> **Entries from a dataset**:
○ ○ ○
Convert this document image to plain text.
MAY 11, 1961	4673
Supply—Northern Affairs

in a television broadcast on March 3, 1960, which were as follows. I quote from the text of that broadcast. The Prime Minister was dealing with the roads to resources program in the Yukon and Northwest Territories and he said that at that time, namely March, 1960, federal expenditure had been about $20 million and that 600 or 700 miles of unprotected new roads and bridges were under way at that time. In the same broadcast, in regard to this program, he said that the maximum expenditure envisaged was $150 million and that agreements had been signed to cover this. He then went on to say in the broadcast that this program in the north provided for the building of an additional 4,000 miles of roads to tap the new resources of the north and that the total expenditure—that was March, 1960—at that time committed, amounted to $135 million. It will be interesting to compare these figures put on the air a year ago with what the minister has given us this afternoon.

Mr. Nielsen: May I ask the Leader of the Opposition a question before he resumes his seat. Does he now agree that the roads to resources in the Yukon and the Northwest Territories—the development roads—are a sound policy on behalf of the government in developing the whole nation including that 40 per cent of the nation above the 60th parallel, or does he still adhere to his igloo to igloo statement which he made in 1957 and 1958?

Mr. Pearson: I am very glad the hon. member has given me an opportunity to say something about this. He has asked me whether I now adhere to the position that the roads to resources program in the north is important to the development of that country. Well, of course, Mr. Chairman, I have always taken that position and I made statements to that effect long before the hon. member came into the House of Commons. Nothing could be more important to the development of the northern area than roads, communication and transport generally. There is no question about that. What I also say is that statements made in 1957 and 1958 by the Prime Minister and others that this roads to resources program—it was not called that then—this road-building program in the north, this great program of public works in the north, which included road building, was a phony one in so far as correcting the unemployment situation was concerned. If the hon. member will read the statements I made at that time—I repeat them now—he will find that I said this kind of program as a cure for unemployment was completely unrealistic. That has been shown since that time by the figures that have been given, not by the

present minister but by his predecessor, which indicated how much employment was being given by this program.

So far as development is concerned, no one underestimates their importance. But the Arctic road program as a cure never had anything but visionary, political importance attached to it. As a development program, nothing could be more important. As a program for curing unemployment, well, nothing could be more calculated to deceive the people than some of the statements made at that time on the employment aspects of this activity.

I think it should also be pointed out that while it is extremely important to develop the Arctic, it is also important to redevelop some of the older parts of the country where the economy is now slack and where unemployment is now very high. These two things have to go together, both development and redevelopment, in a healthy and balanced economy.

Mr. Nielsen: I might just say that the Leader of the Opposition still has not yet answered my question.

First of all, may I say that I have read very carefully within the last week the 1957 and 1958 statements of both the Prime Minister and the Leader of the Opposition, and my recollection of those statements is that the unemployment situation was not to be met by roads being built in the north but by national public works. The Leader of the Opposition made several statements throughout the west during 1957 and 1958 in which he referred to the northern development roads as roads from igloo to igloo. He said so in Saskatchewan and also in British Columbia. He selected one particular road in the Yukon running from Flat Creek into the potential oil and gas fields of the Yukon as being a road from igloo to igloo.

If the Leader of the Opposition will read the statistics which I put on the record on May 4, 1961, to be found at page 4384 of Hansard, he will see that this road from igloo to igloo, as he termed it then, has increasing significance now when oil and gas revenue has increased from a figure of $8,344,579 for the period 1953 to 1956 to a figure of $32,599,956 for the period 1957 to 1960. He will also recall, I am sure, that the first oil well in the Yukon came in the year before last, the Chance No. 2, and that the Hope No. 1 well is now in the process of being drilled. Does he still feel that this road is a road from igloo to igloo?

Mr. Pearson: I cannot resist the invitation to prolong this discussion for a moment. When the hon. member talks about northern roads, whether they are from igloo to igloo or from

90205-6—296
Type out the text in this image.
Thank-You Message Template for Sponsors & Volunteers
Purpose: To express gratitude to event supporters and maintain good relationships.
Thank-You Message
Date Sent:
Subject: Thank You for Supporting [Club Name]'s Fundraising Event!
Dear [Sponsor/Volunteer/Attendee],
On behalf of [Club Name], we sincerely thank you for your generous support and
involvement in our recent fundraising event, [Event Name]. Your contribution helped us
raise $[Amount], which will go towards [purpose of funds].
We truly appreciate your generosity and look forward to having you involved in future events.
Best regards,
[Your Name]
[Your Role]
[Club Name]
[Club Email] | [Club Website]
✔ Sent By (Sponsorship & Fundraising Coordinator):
○ ○ ○
> **What the task requires**: Only lines with the string "Arctic" belong in your answer; copy each one.

> **Answer to this problem**:
So far as development is concerned, no one underestimates their importance. But the Arctic road program as a cure never had anything but visionary, political importance attached to it. As a development program, nothing could be more important. As a program for curing unemployment, well, nothing could be more calculated to deceive the people than some of the statements made at that time on the employment aspects of this activity.
I think it should also be pointed out that while it is extremely important to develop the Arctic, it is also important to redevelop some of the older parts of the country where the economy is now slack and where unemployment is now very high. These two things have to go together, both development and redevelopment, in a healthy and balanced economy.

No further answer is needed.